**Instructions to follow:**
Can you transcribe every entry word for word, skipping the images?

**Excerpted records:**
⟨

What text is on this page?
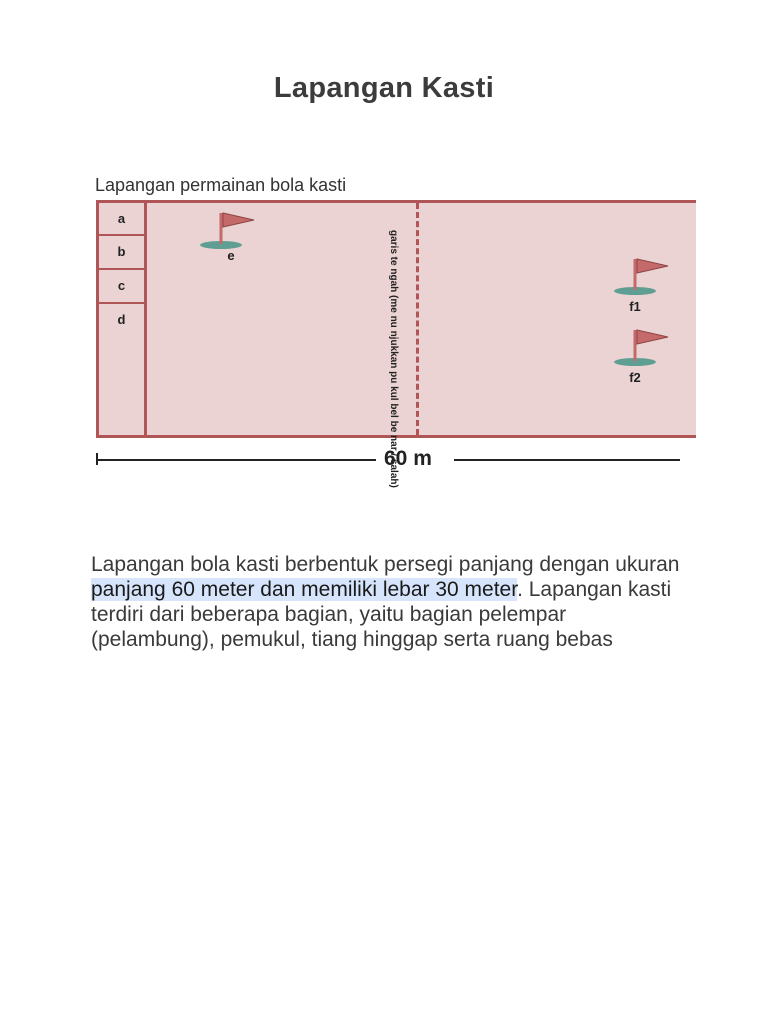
Lapangan Kasti
Lapangan permainan bola kasti
a
b
c
d	garis te ngah (me nu njukkan pu kul bel be nar / salah)
e
f1
f2
60 m
Lapangan bola kasti berbentuk persegi panjang dengan ukuran panjang 60 meter dan memiliki lebar 30 meter. Lapangan kasti terdiri dari beberapa bagian, yaitu bagian pelempar (pelambung), pemukul, tiang hinggap serta ruang bebas
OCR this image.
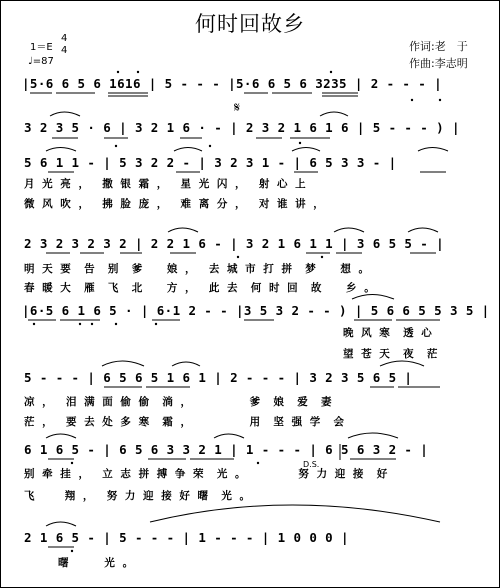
何时回故乡
1＝E
4
4
♩=87
作词:老　于
作曲:李志明
|5·6 6 5 6 1616 | 5 - - - |5·6 6 5 6 3235 | 2 - - - |
𝄋
3 2 3 5 · 6 | 3 2 1 6 · - | 2 3 2 1 6 1 6 | 5 - - - ) |
5 6 1 1 - | 5 3 2 2 - | 3 2 3 1 - | 6 5 3 3 - |
月 光 亮 ，  撒 银 霜 ，  星 光 闪 ，  射 心 上
微 风 吹 ，  拂 脸 庞 ，  难 离 分 ，  对 谁 讲 ，
2 3 2 3 2 3 2 | 2 2 1 6 - | 3 2 1 6 1 1 | 3 6 5 5 - |
明 天 要  告  别  爹    娘 ，  去 城 市 打 拼  梦    想 。
春 暖 大  雁  飞  北    方 ，  此 去  何 时 回  故    乡 。
|6·5 6 1 6 5 · | 6·1 2 - - |3 5 3 2 - - ) | 5 6 6 5 5 3 5 |
晚 风 寒  透 心
望 苍 天  夜  茫
5 - - - | 6 5 6 5 1 6 1 | 2 - - - | 3 2 3 5 6 5 |
凉 ，  泪 满 面 偷 偷  淌 ，          爹  娘  爱  妻
茫 ，  要 去 处 多 寒  霜 ，          用  坚 强 学  会
6 1 6 5 - | 6 5 6 3 3 2 1 | 1 - - - | 6 5 6 3 2 - |
D.S.
别 牵 挂 ，  立 志 拼 搏 争 荣  光 。         努 力 迎 接  好
飞     翔 ，  努 力 迎 接 好 曙  光 。
2 1 6 5 - | 5 - - - | 1 - - - | 1 0 0 0 |
曙      光 。
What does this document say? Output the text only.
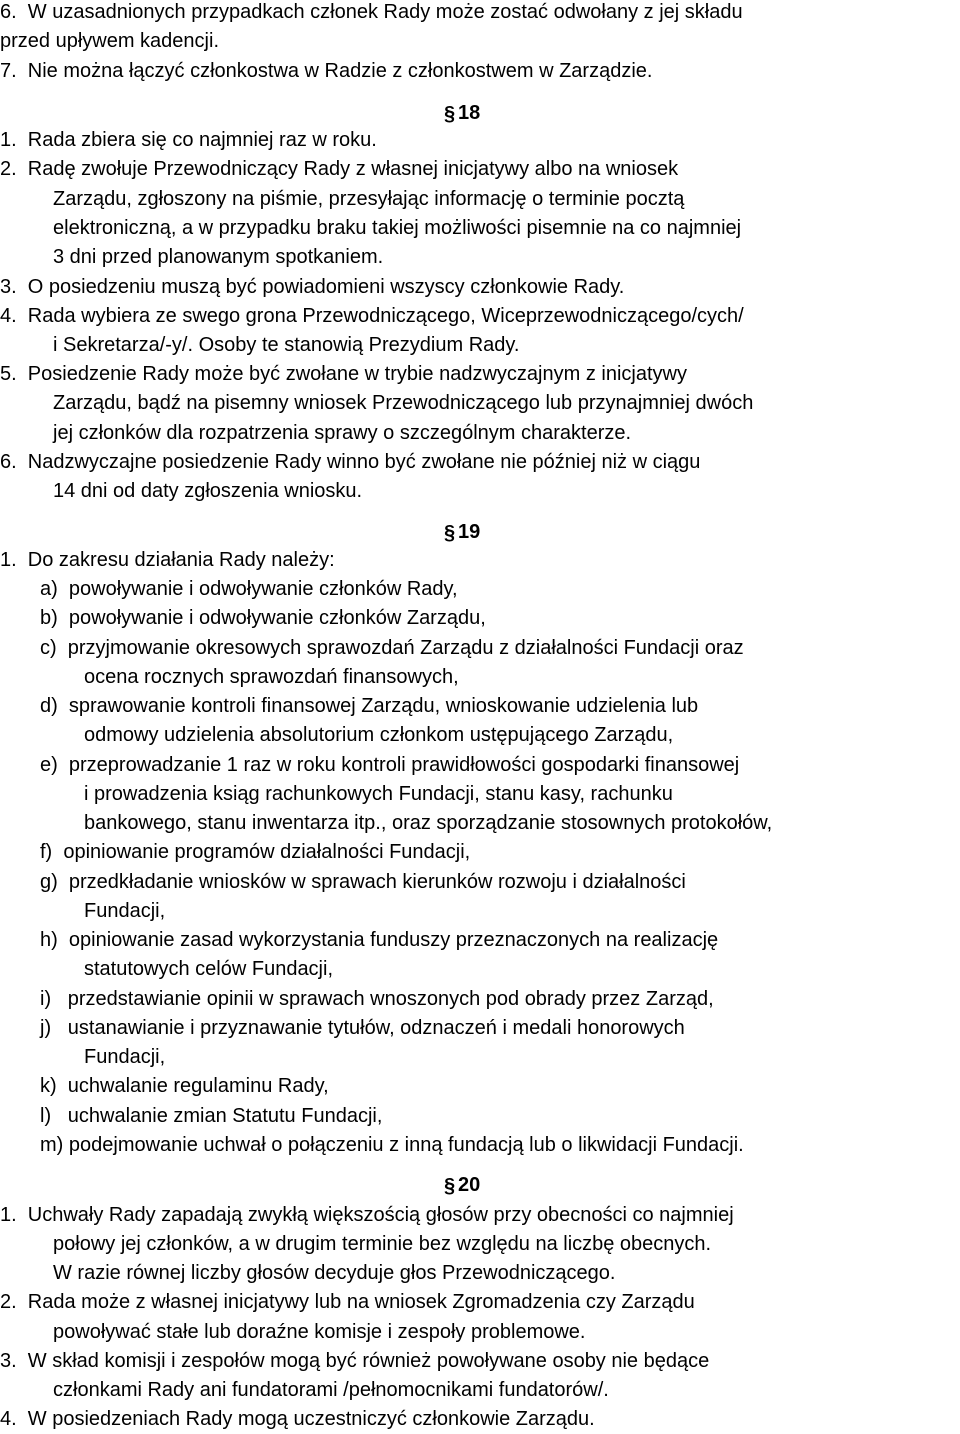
6.  W uzasadnionych przypadkach członek Rady może zostać odwołany z jej składu
przed upływem kadencji.
7.  Nie można łączyć członkostwa w Radzie z członkostwem w Zarządzie.
§ 18
1.  Rada zbiera się co najmniej raz w roku.
2.  Radę zwołuje Przewodniczący Rady z własnej inicjatywy albo na wniosek
Zarządu, zgłoszony na piśmie, przesyłając informację o terminie pocztą
elektroniczną, a w przypadku braku takiej możliwości pisemnie na co najmniej
3 dni przed planowanym spotkaniem.
3.  O posiedzeniu muszą być powiadomieni wszyscy członkowie Rady.
4.  Rada wybiera ze swego grona Przewodniczącego, Wiceprzewodniczącego/cych/
i Sekretarza/-y/. Osoby te stanowią Prezydium Rady.
5.  Posiedzenie Rady może być zwołane w trybie nadzwyczajnym z inicjatywy
Zarządu, bądź na pisemny wniosek Przewodniczącego lub przynajmniej dwóch
jej członków dla rozpatrzenia sprawy o szczególnym charakterze.
6.  Nadzwyczajne posiedzenie Rady winno być zwołane nie później niż w ciągu
14 dni od daty zgłoszenia wniosku.
§ 19
1.  Do zakresu działania Rady należy:
a)  powoływanie i odwoływanie członków Rady,
b)  powoływanie i odwoływanie członków Zarządu,
c)  przyjmowanie okresowych sprawozdań Zarządu z działalności Fundacji oraz
ocena rocznych sprawozdań finansowych,
d)  sprawowanie kontroli finansowej Zarządu, wnioskowanie udzielenia lub
odmowy udzielenia absolutorium członkom ustępującego Zarządu,
e)  przeprowadzanie 1 raz w roku kontroli prawidłowości gospodarki finansowej
i prowadzenia ksiąg rachunkowych Fundacji, stanu kasy, rachunku
bankowego, stanu inwentarza itp., oraz sporządzanie stosownych protokołów,
f)  opiniowanie programów działalności Fundacji,
g)  przedkładanie wniosków w sprawach kierunków rozwoju i działalności
Fundacji,
h)  opiniowanie zasad wykorzystania funduszy przeznaczonych na realizację
statutowych celów Fundacji,
i)   przedstawianie opinii w sprawach wnoszonych pod obrady przez Zarząd,
j)   ustanawianie i przyznawanie tytułów, odznaczeń i medali honorowych
Fundacji,
k)  uchwalanie regulaminu Rady,
l)   uchwalanie zmian Statutu Fundacji,
m) podejmowanie uchwał o połączeniu z inną fundacją lub o likwidacji Fundacji.
§ 20
1.  Uchwały Rady zapadają zwykłą większością głosów przy obecności co najmniej
połowy jej członków, a w drugim terminie bez względu na liczbę obecnych.
W razie równej liczby głosów decyduje głos Przewodniczącego.
2.  Rada może z własnej inicjatywy lub na wniosek Zgromadzenia czy Zarządu
powoływać stałe lub doraźne komisje i zespoły problemowe.
3.  W skład komisji i zespołów mogą być również powoływane osoby nie będące
członkami Rady ani fundatorami /pełnomocnikami fundatorów/.
4.  W posiedzeniach Rady mogą uczestniczyć członkowie Zarządu.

⟩

**Solution to this problem:**
What text is on this page?
Lapangan Kasti
Lapangan permainan bola kasti
a
b
c
d	garis te ngah (me nu njukkan pu kul bel be nar / salah)
e
f1
f2
60 m
Lapangan bola kasti berbentuk persegi panjang dengan ukuran panjang 60 meter dan memiliki lebar 30 meter. Lapangan kasti terdiri dari beberapa bagian, yaitu bagian pelempar (pelambung), pemukul, tiang hinggap serta ruang bebas
OCR this image.
何时回故乡
1＝E
4
4
♩=87
作词:老　于
作曲:李志明
|5·6 6 5 6 1616 | 5 - - - |5·6 6 5 6 3235 | 2 - - - |
𝄋
3 2 3 5 · 6 | 3 2 1 6 · - | 2 3 2 1 6 1 6 | 5 - - - ) |
5 6 1 1 - | 5 3 2 2 - | 3 2 3 1 - | 6 5 3 3 - |
月 光 亮 ，  撒 银 霜 ，  星 光 闪 ，  射 心 上
微 风 吹 ，  拂 脸 庞 ，  难 离 分 ，  对 谁 讲 ，
2 3 2 3 2 3 2 | 2 2 1 6 - | 3 2 1 6 1 1 | 3 6 5 5 - |
明 天 要  告  别  爹    娘 ，  去 城 市 打 拼  梦    想 。
春 暖 大  雁  飞  北    方 ，  此 去  何 时 回  故    乡 。
|6·5 6 1 6 5 · | 6·1 2 - - |3 5 3 2 - - ) | 5 6 6 5 5 3 5 |
晚 风 寒  透 心
望 苍 天  夜  茫
5 - - - | 6 5 6 5 1 6 1 | 2 - - - | 3 2 3 5 6 5 |
凉 ，  泪 满 面 偷 偷  淌 ，          爹  娘  爱  妻
茫 ，  要 去 处 多 寒  霜 ，          用  坚 强 学  会
6 1 6 5 - | 6 5 6 3 3 2 1 | 1 - - - | 6 5 6 3 2 - |
D.S.
别 牵 挂 ，  立 志 拼 搏 争 荣  光 。         努 力 迎 接  好
飞     翔 ，  努 力 迎 接 好 曙  光 。
2 1 6 5 - | 5 - - - | 1 - - - | 1 0 0 0 |
曙      光 。
What does this document say? Output the text only.
6.  W uzasadnionych przypadkach członek Rady może zostać odwołany z jej składu
przed upływem kadencji.
7.  Nie można łączyć członkostwa w Radzie z członkostwem w Zarządzie.
§ 18
1.  Rada zbiera się co najmniej raz w roku.
2.  Radę zwołuje Przewodniczący Rady z własnej inicjatywy albo na wniosek
Zarządu, zgłoszony na piśmie, przesyłając informację o terminie pocztą
elektroniczną, a w przypadku braku takiej możliwości pisemnie na co najmniej
3 dni przed planowanym spotkaniem.
3.  O posiedzeniu muszą być powiadomieni wszyscy członkowie Rady.
4.  Rada wybiera ze swego grona Przewodniczącego, Wiceprzewodniczącego/cych/
i Sekretarza/-y/. Osoby te stanowią Prezydium Rady.
5.  Posiedzenie Rady może być zwołane w trybie nadzwyczajnym z inicjatywy
Zarządu, bądź na pisemny wniosek Przewodniczącego lub przynajmniej dwóch
jej członków dla rozpatrzenia sprawy o szczególnym charakterze.
6.  Nadzwyczajne posiedzenie Rady winno być zwołane nie później niż w ciągu
14 dni od daty zgłoszenia wniosku.
§ 19
1.  Do zakresu działania Rady należy:
a)  powoływanie i odwoływanie członków Rady,
b)  powoływanie i odwoływanie członków Zarządu,
c)  przyjmowanie okresowych sprawozdań Zarządu z działalności Fundacji oraz
ocena rocznych sprawozdań finansowych,
d)  sprawowanie kontroli finansowej Zarządu, wnioskowanie udzielenia lub
odmowy udzielenia absolutorium członkom ustępującego Zarządu,
e)  przeprowadzanie 1 raz w roku kontroli prawidłowości gospodarki finansowej
i prowadzenia ksiąg rachunkowych Fundacji, stanu kasy, rachunku
bankowego, stanu inwentarza itp., oraz sporządzanie stosownych protokołów,
f)  opiniowanie programów działalności Fundacji,
g)  przedkładanie wniosków w sprawach kierunków rozwoju i działalności
Fundacji,
h)  opiniowanie zasad wykorzystania funduszy przeznaczonych na realizację
statutowych celów Fundacji,
i)   przedstawianie opinii w sprawach wnoszonych pod obrady przez Zarząd,
j)   ustanawianie i przyznawanie tytułów, odznaczeń i medali honorowych
Fundacji,
k)  uchwalanie regulaminu Rady,
l)   uchwalanie zmian Statutu Fundacji,
m) podejmowanie uchwał o połączeniu z inną fundacją lub o likwidacji Fundacji.
§ 20
1.  Uchwały Rady zapadają zwykłą większością głosów przy obecności co najmniej
połowy jej członków, a w drugim terminie bez względu na liczbę obecnych.
W razie równej liczby głosów decyduje głos Przewodniczącego.
2.  Rada może z własnej inicjatywy lub na wniosek Zgromadzenia czy Zarządu
powoływać stałe lub doraźne komisje i zespoły problemowe.
3.  W skład komisji i zespołów mogą być również powoływane osoby nie będące
członkami Rady ani fundatorami /pełnomocnikami fundatorów/.
4.  W posiedzeniach Rady mogą uczestniczyć członkowie Zarządu.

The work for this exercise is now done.